## REQUIRED WORK
Type every record exactly as it appears.

====================

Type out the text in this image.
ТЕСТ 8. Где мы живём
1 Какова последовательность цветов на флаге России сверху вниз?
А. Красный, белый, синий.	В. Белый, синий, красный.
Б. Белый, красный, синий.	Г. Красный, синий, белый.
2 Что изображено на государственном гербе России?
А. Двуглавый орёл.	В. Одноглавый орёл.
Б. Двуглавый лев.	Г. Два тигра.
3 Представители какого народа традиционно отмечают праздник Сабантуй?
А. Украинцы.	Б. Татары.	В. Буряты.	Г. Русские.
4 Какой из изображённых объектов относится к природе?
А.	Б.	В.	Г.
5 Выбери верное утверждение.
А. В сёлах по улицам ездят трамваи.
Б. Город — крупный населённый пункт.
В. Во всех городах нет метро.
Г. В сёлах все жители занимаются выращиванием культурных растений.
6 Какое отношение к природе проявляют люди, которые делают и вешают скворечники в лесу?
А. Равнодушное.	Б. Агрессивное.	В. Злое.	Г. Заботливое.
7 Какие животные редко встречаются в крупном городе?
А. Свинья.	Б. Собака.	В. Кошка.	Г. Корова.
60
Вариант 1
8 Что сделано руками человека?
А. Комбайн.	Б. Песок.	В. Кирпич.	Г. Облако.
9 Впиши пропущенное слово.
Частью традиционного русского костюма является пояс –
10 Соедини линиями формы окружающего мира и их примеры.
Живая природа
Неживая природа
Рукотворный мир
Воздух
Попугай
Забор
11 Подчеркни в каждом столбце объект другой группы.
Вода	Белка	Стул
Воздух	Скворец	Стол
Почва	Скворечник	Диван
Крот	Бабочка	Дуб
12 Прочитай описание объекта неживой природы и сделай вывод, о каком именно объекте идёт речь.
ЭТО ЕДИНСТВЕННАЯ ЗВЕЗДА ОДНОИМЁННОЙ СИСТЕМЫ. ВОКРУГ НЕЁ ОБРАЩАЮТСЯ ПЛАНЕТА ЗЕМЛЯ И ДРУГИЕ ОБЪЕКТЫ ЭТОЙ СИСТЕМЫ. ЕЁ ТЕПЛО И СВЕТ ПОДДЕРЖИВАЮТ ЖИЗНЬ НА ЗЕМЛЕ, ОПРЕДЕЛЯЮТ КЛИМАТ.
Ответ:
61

====================

## RESULT OF THIS TASK
Type out the text in this image.
ТЕСТ 8. Где мы живём
1 Какова последовательность цветов на флаге России сверху вниз?
А. Красный, белый, синий.	В. Белый, синий, красный.
Б. Белый, красный, синий.	Г. Красный, синий, белый.
2 Что изображено на государственном гербе России?
А. Двуглавый орёл.	В. Одноглавый орёл.
Б. Двуглавый лев.	Г. Два тигра.
3 Представители какого народа традиционно отмечают праздник Сабантуй?
А. Украинцы.	Б. Татары.	В. Буряты.	Г. Русские.
4 Какой из изображённых объектов относится к природе?
А.	Б.	В.	Г.
5 Выбери верное утверждение.
А. В сёлах по улицам ездят трамваи.
Б. Город — крупный населённый пункт.
В. Во всех городах нет метро.
Г. В сёлах все жители занимаются выращиванием культурных растений.
6 Какое отношение к природе проявляют люди, которые делают и вешают скворечники в лесу?
А. Равнодушное.	Б. Агрессивное.	В. Злое.	Г. Заботливое.
7 Какие животные редко встречаются в крупном городе?
А. Свинья.	Б. Собака.	В. Кошка.	Г. Корова.
60
Вариант 1
8 Что сделано руками человека?
А. Комбайн.	Б. Песок.	В. Кирпич.	Г. Облако.
9 Впиши пропущенное слово.
Частью традиционного русского костюма является пояс –
10 Соедини линиями формы окружающего мира и их примеры.
Живая природа
Неживая природа
Рукотворный мир
Воздух
Попугай
Забор
11 Подчеркни в каждом столбце объект другой группы.
Вода	Белка	Стул
Воздух	Скворец	Стол
Почва	Скворечник	Диван
Крот	Бабочка	Дуб
12 Прочитай описание объекта неживой природы и сделай вывод, о каком именно объекте идёт речь.
ЭТО ЕДИНСТВЕННАЯ ЗВЕЗДА ОДНОИМЁННОЙ СИСТЕМЫ. ВОКРУГ НЕЁ ОБРАЩАЮТСЯ ПЛАНЕТА ЗЕМЛЯ И ДРУГИЕ ОБЪЕКТЫ ЭТОЙ СИСТЕМЫ. ЕЁ ТЕПЛО И СВЕТ ПОДДЕРЖИВАЮТ ЖИЗНЬ НА ЗЕМЛЕ, ОПРЕДЕЛЯЮТ КЛИМАТ.
Ответ:
61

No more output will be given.